# GOAL:
Work out how many lines of the listing hold the string "unseren". Answer with that number alone.

::::

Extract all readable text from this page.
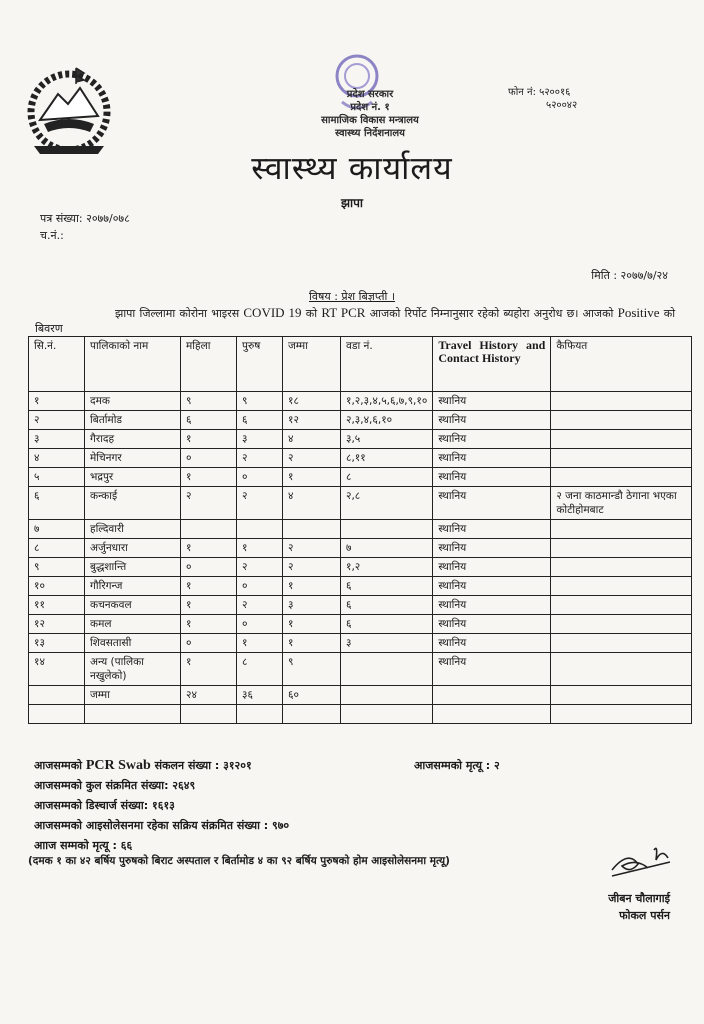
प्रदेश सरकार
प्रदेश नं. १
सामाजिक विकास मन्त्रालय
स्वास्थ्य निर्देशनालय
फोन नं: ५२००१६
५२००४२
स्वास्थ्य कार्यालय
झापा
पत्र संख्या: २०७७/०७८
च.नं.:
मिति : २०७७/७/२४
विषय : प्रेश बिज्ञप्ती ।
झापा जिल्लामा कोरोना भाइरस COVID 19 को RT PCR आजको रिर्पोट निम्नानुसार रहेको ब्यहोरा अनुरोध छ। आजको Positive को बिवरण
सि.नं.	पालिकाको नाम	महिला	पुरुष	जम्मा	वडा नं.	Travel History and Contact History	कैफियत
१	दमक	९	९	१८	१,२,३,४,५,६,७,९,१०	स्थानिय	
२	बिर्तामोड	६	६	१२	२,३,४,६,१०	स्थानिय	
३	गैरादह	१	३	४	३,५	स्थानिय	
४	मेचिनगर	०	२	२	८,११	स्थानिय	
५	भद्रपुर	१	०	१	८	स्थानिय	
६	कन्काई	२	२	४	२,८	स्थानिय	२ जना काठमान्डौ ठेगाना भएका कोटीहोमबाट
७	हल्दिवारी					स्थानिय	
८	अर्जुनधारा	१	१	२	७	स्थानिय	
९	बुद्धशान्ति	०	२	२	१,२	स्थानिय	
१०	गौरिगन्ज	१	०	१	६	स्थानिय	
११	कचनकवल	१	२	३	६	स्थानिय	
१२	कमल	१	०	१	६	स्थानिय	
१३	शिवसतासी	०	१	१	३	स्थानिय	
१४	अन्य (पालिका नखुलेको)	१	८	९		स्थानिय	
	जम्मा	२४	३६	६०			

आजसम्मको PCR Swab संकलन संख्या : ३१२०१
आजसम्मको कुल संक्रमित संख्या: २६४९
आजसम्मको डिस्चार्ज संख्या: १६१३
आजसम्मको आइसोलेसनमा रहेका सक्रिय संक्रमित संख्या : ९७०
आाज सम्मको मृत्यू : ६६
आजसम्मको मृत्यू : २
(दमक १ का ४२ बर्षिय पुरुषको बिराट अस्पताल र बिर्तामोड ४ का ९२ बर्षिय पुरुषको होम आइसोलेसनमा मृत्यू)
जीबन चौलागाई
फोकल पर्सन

::::

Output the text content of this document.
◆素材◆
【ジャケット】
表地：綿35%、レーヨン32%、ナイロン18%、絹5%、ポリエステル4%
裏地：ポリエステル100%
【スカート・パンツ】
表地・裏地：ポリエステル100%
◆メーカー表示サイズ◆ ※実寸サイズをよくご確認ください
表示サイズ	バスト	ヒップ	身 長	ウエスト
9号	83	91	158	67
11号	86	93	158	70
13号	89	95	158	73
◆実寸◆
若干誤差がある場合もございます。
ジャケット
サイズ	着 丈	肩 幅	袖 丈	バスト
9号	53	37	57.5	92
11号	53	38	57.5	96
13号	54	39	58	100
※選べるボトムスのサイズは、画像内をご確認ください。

::::

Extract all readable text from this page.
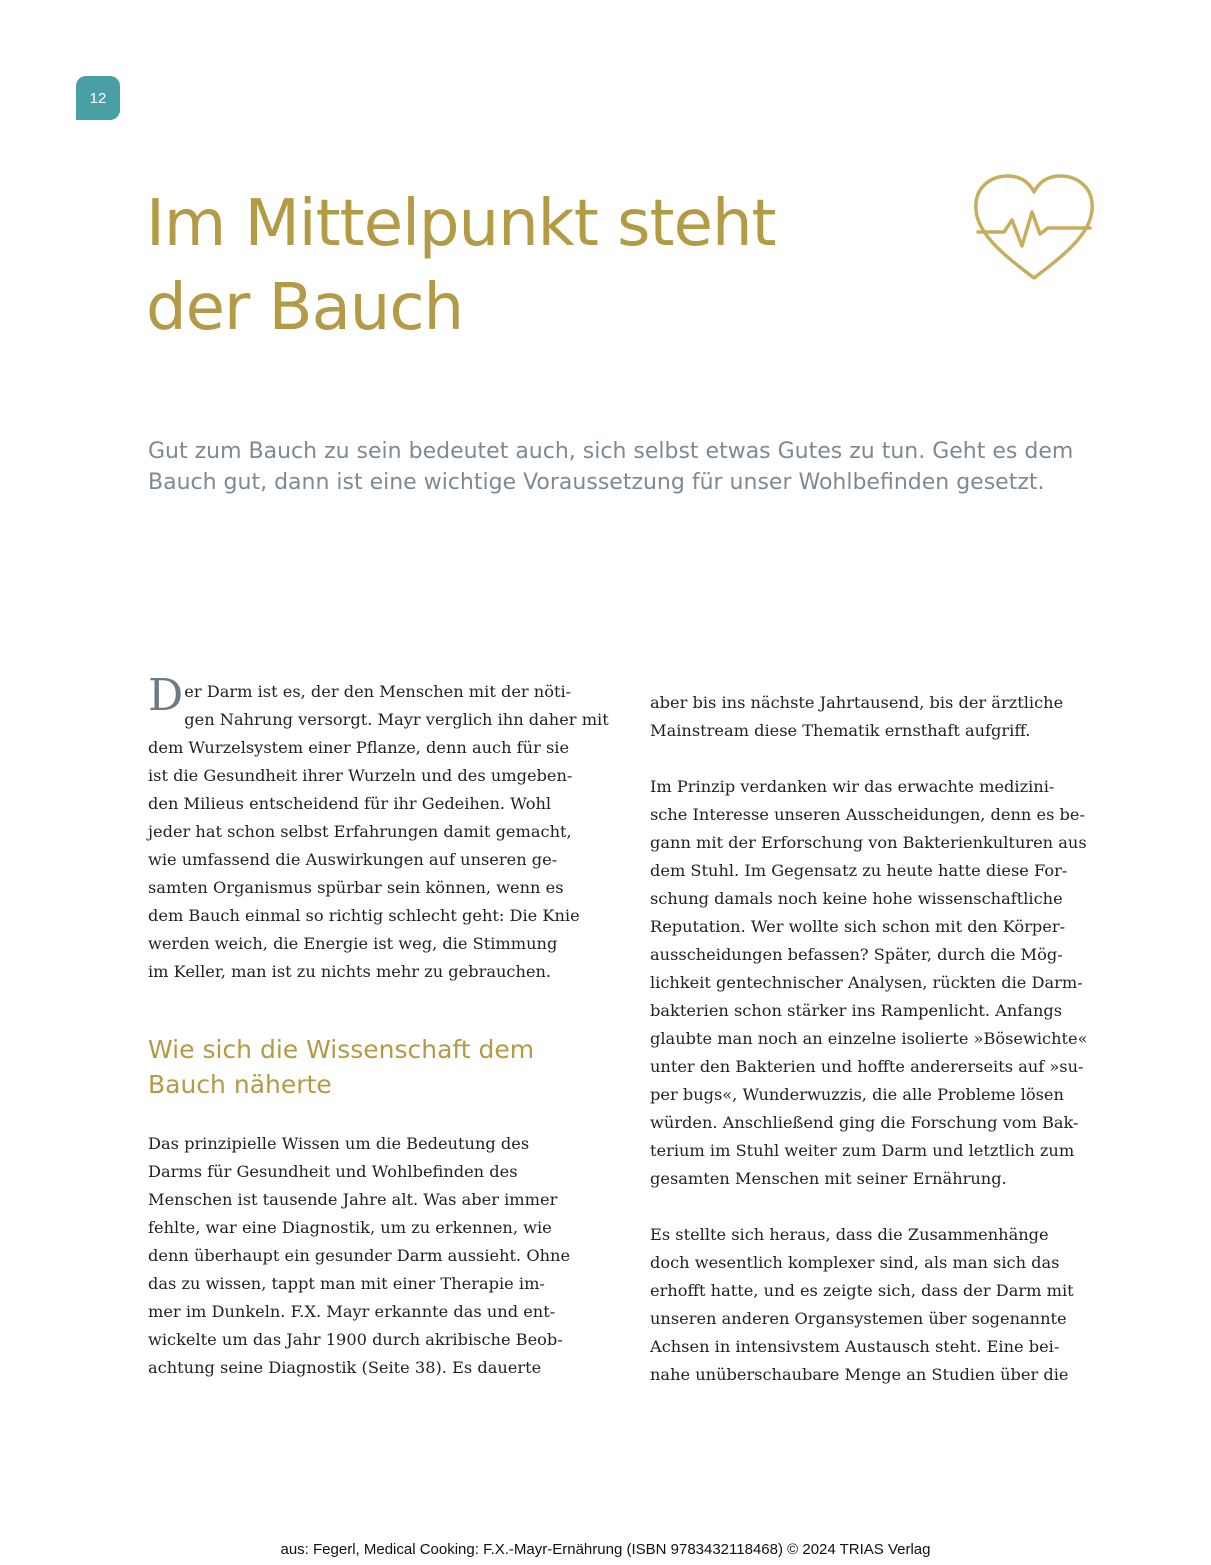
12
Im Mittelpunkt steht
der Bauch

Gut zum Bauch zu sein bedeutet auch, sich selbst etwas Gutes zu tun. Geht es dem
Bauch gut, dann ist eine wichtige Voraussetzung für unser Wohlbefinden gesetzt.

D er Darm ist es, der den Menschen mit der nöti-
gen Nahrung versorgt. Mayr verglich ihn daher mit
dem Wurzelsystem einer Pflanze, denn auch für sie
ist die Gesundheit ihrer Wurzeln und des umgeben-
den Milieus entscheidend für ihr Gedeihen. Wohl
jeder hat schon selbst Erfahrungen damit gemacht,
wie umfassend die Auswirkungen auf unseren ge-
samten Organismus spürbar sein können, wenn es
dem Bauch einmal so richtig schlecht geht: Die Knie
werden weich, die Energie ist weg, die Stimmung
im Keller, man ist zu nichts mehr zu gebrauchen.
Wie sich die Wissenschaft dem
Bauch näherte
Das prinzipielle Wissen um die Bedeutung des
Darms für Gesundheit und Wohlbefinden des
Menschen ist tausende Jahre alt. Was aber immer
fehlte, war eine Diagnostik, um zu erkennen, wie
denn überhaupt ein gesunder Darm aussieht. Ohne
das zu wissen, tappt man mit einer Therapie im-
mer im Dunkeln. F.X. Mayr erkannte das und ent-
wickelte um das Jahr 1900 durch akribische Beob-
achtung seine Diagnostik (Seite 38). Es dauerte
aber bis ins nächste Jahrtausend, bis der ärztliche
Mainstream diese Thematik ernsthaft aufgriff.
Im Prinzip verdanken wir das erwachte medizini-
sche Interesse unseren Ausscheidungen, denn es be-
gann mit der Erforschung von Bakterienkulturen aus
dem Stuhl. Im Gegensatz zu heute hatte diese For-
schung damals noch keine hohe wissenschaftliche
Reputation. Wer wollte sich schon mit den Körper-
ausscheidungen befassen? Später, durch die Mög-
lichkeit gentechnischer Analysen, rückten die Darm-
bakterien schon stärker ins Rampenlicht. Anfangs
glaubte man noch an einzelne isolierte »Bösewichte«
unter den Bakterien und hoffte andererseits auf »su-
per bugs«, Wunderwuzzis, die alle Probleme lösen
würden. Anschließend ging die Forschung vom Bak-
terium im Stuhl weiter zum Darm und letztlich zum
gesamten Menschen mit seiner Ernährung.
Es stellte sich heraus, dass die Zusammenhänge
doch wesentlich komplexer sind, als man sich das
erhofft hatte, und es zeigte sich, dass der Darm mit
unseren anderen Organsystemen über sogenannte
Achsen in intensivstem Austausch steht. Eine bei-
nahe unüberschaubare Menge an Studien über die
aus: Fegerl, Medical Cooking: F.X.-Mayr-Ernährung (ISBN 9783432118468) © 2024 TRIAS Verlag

::::

# RESPONSE BELOW:
3